──────── DATA LISTING

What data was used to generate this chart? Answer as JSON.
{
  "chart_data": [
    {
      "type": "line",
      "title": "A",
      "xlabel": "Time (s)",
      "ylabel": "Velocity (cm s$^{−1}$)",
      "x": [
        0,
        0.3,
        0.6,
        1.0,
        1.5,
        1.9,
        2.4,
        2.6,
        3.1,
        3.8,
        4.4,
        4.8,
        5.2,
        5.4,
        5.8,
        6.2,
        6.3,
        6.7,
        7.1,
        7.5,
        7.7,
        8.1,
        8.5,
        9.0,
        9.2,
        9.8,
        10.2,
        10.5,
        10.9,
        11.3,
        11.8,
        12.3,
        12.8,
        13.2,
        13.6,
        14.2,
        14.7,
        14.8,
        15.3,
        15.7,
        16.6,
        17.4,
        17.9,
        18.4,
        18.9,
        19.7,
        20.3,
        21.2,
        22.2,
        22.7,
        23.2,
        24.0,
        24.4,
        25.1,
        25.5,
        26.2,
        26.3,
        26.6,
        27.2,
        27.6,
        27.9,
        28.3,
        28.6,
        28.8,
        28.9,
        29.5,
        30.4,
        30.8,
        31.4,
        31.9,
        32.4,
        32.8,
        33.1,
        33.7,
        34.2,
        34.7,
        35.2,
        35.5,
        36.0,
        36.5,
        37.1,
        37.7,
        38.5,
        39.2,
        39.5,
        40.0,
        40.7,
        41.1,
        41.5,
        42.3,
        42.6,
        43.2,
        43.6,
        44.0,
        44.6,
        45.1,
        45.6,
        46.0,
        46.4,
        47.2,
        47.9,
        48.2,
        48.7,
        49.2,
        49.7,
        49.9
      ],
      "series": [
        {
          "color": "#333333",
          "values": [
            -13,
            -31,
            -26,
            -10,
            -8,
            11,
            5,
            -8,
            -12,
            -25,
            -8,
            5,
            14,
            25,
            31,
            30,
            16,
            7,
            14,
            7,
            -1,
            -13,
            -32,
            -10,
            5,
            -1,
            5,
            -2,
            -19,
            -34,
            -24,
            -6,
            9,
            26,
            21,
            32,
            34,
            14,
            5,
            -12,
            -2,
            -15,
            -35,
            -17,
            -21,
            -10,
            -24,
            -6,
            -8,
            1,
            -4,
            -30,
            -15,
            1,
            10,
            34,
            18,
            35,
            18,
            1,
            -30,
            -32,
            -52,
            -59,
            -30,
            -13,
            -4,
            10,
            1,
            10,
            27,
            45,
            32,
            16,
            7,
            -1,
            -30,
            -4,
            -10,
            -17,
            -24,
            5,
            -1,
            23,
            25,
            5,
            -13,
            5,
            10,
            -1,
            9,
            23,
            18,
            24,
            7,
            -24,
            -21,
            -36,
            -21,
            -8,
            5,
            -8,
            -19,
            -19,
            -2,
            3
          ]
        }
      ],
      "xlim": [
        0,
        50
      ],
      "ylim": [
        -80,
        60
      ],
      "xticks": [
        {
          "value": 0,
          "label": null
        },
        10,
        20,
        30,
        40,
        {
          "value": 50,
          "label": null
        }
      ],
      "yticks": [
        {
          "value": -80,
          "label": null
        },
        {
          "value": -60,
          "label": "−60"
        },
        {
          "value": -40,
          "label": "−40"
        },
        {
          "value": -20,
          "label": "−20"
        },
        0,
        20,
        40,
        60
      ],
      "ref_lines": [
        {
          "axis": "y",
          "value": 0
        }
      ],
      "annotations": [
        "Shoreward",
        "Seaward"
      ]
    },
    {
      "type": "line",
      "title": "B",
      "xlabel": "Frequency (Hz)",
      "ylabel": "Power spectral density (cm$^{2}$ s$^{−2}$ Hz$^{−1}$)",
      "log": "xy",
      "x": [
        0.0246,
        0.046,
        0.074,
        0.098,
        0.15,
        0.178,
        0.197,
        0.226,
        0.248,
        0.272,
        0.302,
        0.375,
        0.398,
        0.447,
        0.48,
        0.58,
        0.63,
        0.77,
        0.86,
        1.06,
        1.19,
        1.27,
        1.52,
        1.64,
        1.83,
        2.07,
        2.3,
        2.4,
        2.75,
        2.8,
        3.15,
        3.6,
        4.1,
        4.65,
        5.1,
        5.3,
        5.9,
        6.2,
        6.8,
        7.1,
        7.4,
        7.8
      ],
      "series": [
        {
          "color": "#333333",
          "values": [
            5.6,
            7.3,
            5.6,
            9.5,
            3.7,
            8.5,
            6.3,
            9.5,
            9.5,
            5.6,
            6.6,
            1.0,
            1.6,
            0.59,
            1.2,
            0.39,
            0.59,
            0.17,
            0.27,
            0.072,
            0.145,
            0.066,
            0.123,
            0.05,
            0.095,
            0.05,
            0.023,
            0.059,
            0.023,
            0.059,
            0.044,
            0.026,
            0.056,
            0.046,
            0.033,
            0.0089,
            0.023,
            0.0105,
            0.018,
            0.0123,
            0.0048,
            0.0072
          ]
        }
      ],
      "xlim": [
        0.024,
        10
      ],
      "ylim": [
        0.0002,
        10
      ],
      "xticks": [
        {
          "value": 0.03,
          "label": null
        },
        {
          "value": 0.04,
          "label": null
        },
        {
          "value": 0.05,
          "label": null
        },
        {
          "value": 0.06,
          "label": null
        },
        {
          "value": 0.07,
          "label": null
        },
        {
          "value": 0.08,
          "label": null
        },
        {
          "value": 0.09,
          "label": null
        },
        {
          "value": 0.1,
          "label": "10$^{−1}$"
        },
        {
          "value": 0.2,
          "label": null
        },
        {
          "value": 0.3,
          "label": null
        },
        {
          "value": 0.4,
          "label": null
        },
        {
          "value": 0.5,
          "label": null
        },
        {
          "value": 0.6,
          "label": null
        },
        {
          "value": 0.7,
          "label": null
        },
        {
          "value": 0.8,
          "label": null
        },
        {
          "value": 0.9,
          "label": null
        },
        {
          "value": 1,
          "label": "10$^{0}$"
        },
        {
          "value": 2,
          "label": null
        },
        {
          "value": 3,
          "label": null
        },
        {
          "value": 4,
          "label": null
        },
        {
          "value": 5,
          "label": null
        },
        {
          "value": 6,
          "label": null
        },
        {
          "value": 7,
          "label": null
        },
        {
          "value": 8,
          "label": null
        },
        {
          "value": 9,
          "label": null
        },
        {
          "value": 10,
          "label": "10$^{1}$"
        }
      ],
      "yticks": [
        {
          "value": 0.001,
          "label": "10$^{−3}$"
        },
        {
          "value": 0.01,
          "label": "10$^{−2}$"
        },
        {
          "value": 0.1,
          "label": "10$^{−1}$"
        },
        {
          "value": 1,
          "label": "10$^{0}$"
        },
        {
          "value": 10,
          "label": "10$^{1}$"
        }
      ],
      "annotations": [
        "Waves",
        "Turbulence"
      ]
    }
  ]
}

────────────────

YOUR INSTRUCTIONS -
Your task is to repeat the data exactly, with nothing left out.

TASK SOLUTION -
What data was used to generate this chart? Answer as JSON.
{
  "chart_data": [
    {
      "type": "line",
      "title": "A",
      "xlabel": "Time (s)",
      "ylabel": "Velocity (cm s$^{−1}$)",
      "x": [
        0,
        0.3,
        0.6,
        1.0,
        1.5,
        1.9,
        2.4,
        2.6,
        3.1,
        3.8,
        4.4,
        4.8,
        5.2,
        5.4,
        5.8,
        6.2,
        6.3,
        6.7,
        7.1,
        7.5,
        7.7,
        8.1,
        8.5,
        9.0,
        9.2,
        9.8,
        10.2,
        10.5,
        10.9,
        11.3,
        11.8,
        12.3,
        12.8,
        13.2,
        13.6,
        14.2,
        14.7,
        14.8,
        15.3,
        15.7,
        16.6,
        17.4,
        17.9,
        18.4,
        18.9,
        19.7,
        20.3,
        21.2,
        22.2,
        22.7,
        23.2,
        24.0,
        24.4,
        25.1,
        25.5,
        26.2,
        26.3,
        26.6,
        27.2,
        27.6,
        27.9,
        28.3,
        28.6,
        28.8,
        28.9,
        29.5,
        30.4,
        30.8,
        31.4,
        31.9,
        32.4,
        32.8,
        33.1,
        33.7,
        34.2,
        34.7,
        35.2,
        35.5,
        36.0,
        36.5,
        37.1,
        37.7,
        38.5,
        39.2,
        39.5,
        40.0,
        40.7,
        41.1,
        41.5,
        42.3,
        42.6,
        43.2,
        43.6,
        44.0,
        44.6,
        45.1,
        45.6,
        46.0,
        46.4,
        47.2,
        47.9,
        48.2,
        48.7,
        49.2,
        49.7,
        49.9
      ],
      "series": [
        {
          "color": "#333333",
          "values": [
            -13,
            -31,
            -26,
            -10,
            -8,
            11,
            5,
            -8,
            -12,
            -25,
            -8,
            5,
            14,
            25,
            31,
            30,
            16,
            7,
            14,
            7,
            -1,
            -13,
            -32,
            -10,
            5,
            -1,
            5,
            -2,
            -19,
            -34,
            -24,
            -6,
            9,
            26,
            21,
            32,
            34,
            14,
            5,
            -12,
            -2,
            -15,
            -35,
            -17,
            -21,
            -10,
            -24,
            -6,
            -8,
            1,
            -4,
            -30,
            -15,
            1,
            10,
            34,
            18,
            35,
            18,
            1,
            -30,
            -32,
            -52,
            -59,
            -30,
            -13,
            -4,
            10,
            1,
            10,
            27,
            45,
            32,
            16,
            7,
            -1,
            -30,
            -4,
            -10,
            -17,
            -24,
            5,
            -1,
            23,
            25,
            5,
            -13,
            5,
            10,
            -1,
            9,
            23,
            18,
            24,
            7,
            -24,
            -21,
            -36,
            -21,
            -8,
            5,
            -8,
            -19,
            -19,
            -2,
            3
          ]
        }
      ],
      "xlim": [
        0,
        50
      ],
      "ylim": [
        -80,
        60
      ],
      "xticks": [
        {
          "value": 0,
          "label": null
        },
        10,
        20,
        30,
        40,
        {
          "value": 50,
          "label": null
        }
      ],
      "yticks": [
        {
          "value": -80,
          "label": null
        },
        {
          "value": -60,
          "label": "−60"
        },
        {
          "value": -40,
          "label": "−40"
        },
        {
          "value": -20,
          "label": "−20"
        },
        0,
        20,
        40,
        60
      ],
      "ref_lines": [
        {
          "axis": "y",
          "value": 0
        }
      ],
      "annotations": [
        "Shoreward",
        "Seaward"
      ]
    },
    {
      "type": "line",
      "title": "B",
      "xlabel": "Frequency (Hz)",
      "ylabel": "Power spectral density (cm$^{2}$ s$^{−2}$ Hz$^{−1}$)",
      "log": "xy",
      "x": [
        0.0246,
        0.046,
        0.074,
        0.098,
        0.15,
        0.178,
        0.197,
        0.226,
        0.248,
        0.272,
        0.302,
        0.375,
        0.398,
        0.447,
        0.48,
        0.58,
        0.63,
        0.77,
        0.86,
        1.06,
        1.19,
        1.27,
        1.52,
        1.64,
        1.83,
        2.07,
        2.3,
        2.4,
        2.75,
        2.8,
        3.15,
        3.6,
        4.1,
        4.65,
        5.1,
        5.3,
        5.9,
        6.2,
        6.8,
        7.1,
        7.4,
        7.8
      ],
      "series": [
        {
          "color": "#333333",
          "values": [
            5.6,
            7.3,
            5.6,
            9.5,
            3.7,
            8.5,
            6.3,
            9.5,
            9.5,
            5.6,
            6.6,
            1.0,
            1.6,
            0.59,
            1.2,
            0.39,
            0.59,
            0.17,
            0.27,
            0.072,
            0.145,
            0.066,
            0.123,
            0.05,
            0.095,
            0.05,
            0.023,
            0.059,
            0.023,
            0.059,
            0.044,
            0.026,
            0.056,
            0.046,
            0.033,
            0.0089,
            0.023,
            0.0105,
            0.018,
            0.0123,
            0.0048,
            0.0072
          ]
        }
      ],
      "xlim": [
        0.024,
        10
      ],
      "ylim": [
        0.0002,
        10
      ],
      "xticks": [
        {
          "value": 0.03,
          "label": null
        },
        {
          "value": 0.04,
          "label": null
        },
        {
          "value": 0.05,
          "label": null
        },
        {
          "value": 0.06,
          "label": null
        },
        {
          "value": 0.07,
          "label": null
        },
        {
          "value": 0.08,
          "label": null
        },
        {
          "value": 0.09,
          "label": null
        },
        {
          "value": 0.1,
          "label": "10$^{−1}$"
        },
        {
          "value": 0.2,
          "label": null
        },
        {
          "value": 0.3,
          "label": null
        },
        {
          "value": 0.4,
          "label": null
        },
        {
          "value": 0.5,
          "label": null
        },
        {
          "value": 0.6,
          "label": null
        },
        {
          "value": 0.7,
          "label": null
        },
        {
          "value": 0.8,
          "label": null
        },
        {
          "value": 0.9,
          "label": null
        },
        {
          "value": 1,
          "label": "10$^{0}$"
        },
        {
          "value": 2,
          "label": null
        },
        {
          "value": 3,
          "label": null
        },
        {
          "value": 4,
          "label": null
        },
        {
          "value": 5,
          "label": null
        },
        {
          "value": 6,
          "label": null
        },
        {
          "value": 7,
          "label": null
        },
        {
          "value": 8,
          "label": null
        },
        {
          "value": 9,
          "label": null
        },
        {
          "value": 10,
          "label": "10$^{1}$"
        }
      ],
      "yticks": [
        {
          "value": 0.001,
          "label": "10$^{−3}$"
        },
        {
          "value": 0.01,
          "label": "10$^{−2}$"
        },
        {
          "value": 0.1,
          "label": "10$^{−1}$"
        },
        {
          "value": 1,
          "label": "10$^{0}$"
        },
        {
          "value": 10,
          "label": "10$^{1}$"
        }
      ],
      "annotations": [
        "Waves",
        "Turbulence"
      ]
    }
  ]
}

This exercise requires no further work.